Which lines hold the string "question"? Copy every one of them.
◇ ◇ ◇ ◇ ◇ ◇ ◇
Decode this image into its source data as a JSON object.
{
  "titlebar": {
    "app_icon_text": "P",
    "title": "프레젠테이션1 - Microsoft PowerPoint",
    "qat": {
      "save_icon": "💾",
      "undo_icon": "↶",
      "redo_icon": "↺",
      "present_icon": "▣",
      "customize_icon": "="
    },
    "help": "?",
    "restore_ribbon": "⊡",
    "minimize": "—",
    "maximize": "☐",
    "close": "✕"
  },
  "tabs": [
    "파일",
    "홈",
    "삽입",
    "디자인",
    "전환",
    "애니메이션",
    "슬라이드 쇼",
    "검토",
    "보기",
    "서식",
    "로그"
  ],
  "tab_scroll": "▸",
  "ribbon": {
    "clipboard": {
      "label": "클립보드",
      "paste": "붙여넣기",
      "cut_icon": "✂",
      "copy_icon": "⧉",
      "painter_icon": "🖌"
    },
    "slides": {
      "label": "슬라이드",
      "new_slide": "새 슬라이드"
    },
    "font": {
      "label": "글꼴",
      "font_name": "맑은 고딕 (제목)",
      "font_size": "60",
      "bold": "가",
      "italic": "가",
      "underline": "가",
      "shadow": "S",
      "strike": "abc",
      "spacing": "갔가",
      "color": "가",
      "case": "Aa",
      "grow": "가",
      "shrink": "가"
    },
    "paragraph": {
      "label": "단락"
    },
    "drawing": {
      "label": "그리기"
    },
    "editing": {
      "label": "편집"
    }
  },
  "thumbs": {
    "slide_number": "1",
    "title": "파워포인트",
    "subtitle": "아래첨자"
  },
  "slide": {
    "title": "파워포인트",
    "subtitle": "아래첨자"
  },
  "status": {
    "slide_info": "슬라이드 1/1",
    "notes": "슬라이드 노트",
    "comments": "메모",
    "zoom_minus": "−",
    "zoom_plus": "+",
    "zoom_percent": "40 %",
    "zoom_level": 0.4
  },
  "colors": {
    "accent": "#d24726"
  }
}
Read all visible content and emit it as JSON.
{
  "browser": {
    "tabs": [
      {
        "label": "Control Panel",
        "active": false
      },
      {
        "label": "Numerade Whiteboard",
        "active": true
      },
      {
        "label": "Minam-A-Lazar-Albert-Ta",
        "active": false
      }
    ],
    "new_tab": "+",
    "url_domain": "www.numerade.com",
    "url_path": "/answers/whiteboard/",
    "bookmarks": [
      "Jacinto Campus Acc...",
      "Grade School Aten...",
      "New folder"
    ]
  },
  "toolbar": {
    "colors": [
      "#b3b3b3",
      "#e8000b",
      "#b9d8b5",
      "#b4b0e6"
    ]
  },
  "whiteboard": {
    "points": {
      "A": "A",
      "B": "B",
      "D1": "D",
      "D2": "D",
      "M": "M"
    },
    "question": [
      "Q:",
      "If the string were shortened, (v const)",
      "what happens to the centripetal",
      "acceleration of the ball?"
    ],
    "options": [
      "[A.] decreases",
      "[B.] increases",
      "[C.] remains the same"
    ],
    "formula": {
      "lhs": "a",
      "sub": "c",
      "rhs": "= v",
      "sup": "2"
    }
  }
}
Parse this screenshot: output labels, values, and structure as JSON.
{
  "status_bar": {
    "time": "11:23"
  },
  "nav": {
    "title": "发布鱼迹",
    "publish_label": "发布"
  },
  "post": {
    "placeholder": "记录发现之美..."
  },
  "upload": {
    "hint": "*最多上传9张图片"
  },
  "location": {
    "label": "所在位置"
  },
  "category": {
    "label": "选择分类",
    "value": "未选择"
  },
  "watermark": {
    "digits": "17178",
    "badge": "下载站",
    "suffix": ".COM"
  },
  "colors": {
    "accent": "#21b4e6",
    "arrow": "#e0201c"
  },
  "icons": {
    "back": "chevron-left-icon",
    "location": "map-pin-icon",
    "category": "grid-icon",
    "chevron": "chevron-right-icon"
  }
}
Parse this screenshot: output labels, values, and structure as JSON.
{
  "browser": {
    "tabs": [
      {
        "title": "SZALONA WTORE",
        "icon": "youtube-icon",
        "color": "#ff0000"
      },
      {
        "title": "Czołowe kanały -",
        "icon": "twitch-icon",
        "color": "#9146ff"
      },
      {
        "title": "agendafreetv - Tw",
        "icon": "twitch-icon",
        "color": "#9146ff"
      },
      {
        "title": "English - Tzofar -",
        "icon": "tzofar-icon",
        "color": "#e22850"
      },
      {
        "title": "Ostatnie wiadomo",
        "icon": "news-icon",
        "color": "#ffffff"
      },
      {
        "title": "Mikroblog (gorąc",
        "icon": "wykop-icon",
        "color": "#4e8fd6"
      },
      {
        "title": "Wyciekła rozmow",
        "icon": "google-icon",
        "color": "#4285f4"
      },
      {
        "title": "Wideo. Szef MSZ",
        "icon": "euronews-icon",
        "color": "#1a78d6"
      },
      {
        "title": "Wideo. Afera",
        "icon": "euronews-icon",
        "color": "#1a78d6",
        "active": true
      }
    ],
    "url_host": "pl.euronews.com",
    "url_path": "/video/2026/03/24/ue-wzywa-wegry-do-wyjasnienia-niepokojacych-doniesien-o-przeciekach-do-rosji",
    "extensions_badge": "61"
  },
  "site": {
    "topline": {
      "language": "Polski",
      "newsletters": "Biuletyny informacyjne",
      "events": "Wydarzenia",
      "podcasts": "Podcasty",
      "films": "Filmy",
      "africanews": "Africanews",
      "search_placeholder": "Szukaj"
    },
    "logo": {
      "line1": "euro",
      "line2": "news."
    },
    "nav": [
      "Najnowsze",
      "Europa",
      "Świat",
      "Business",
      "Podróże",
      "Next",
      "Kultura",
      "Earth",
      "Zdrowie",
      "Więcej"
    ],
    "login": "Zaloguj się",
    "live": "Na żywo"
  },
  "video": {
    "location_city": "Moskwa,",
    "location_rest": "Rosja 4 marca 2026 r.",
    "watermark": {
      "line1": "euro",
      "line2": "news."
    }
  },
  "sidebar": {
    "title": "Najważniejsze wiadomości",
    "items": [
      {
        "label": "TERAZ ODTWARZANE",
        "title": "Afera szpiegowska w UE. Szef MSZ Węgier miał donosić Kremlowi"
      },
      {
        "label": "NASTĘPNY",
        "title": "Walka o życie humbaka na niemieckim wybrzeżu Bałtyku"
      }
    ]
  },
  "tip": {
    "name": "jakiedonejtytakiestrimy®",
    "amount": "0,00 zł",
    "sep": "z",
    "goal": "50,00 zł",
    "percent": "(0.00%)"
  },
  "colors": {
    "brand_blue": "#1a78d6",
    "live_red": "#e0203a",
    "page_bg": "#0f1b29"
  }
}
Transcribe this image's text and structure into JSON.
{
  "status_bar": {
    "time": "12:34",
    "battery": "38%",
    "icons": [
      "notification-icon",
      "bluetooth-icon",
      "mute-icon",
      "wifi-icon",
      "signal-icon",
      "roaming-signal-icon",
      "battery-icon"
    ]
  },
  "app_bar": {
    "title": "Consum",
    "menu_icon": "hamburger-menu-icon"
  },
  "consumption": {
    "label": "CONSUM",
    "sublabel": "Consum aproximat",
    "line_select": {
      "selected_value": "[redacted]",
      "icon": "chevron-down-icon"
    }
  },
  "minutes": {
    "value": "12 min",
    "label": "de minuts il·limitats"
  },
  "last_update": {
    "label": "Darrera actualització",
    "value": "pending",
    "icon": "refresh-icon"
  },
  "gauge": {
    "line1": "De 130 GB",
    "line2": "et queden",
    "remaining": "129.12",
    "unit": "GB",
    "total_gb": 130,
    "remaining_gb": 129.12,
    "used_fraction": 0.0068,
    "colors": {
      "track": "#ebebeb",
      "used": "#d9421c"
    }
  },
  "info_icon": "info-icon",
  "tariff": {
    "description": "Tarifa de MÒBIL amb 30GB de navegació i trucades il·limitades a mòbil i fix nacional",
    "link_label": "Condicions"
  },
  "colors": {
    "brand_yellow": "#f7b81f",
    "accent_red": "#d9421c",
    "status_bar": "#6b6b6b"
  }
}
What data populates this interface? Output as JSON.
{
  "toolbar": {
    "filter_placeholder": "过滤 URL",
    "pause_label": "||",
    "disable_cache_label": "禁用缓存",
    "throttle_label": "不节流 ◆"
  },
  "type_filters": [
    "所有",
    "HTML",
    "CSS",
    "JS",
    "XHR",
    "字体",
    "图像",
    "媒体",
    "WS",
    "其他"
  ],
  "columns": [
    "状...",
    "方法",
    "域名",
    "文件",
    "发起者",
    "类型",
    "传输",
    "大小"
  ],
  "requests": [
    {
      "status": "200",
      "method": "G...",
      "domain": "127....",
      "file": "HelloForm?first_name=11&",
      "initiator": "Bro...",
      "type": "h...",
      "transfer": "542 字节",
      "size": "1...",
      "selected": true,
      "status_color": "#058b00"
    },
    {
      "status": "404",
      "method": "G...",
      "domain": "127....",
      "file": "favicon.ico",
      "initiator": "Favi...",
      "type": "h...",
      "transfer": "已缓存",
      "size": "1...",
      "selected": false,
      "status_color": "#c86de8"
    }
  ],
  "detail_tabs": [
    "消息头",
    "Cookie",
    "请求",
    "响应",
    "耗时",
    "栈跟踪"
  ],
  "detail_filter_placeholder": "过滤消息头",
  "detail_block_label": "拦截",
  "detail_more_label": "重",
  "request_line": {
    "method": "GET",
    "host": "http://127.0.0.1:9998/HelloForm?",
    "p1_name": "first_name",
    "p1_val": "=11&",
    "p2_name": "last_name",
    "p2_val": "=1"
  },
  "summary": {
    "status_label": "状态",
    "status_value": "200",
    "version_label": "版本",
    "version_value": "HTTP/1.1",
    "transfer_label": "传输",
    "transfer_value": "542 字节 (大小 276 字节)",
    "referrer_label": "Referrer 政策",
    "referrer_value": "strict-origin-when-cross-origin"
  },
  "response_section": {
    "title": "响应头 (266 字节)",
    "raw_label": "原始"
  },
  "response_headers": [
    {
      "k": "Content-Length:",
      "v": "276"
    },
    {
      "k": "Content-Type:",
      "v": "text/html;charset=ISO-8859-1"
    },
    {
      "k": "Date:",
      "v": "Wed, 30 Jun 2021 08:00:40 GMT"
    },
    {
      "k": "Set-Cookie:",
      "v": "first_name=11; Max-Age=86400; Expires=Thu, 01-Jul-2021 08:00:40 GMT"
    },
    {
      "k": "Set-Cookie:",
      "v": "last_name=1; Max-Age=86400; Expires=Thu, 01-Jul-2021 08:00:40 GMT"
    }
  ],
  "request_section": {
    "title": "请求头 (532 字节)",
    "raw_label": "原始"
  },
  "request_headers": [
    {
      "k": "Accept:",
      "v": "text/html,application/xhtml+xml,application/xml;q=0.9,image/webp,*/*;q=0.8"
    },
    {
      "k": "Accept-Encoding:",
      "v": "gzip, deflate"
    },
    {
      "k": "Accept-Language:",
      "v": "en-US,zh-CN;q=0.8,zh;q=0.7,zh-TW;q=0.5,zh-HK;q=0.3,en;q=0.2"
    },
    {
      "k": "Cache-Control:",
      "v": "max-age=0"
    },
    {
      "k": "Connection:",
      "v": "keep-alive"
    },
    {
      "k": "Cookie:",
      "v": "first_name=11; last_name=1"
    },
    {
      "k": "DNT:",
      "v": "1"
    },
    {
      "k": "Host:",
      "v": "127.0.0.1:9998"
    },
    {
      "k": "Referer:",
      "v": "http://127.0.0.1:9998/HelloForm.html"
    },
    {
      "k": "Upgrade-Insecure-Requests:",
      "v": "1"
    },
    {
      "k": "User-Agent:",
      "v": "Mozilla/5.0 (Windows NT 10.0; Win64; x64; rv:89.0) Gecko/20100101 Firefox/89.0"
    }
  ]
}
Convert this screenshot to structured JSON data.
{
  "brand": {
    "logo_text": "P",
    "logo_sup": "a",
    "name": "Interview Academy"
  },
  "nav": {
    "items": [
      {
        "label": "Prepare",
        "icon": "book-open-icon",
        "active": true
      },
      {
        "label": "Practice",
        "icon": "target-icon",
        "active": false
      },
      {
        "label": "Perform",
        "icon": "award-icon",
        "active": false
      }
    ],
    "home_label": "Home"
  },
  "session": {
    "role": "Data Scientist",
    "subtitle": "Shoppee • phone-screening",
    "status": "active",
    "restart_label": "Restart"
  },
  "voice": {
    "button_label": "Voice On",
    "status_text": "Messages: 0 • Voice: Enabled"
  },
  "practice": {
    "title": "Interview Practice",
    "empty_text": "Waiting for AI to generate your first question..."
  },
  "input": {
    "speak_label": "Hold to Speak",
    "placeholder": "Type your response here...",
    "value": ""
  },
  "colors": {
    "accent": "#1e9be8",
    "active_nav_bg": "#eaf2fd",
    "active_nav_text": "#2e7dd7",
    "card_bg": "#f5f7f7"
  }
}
◇ ◇ ◇ ◇ ◇ ◇ ◇
▶ **WRITTEN ANSWER**
    "question": [
    "empty_text": "Waiting for AI to generate your first question..."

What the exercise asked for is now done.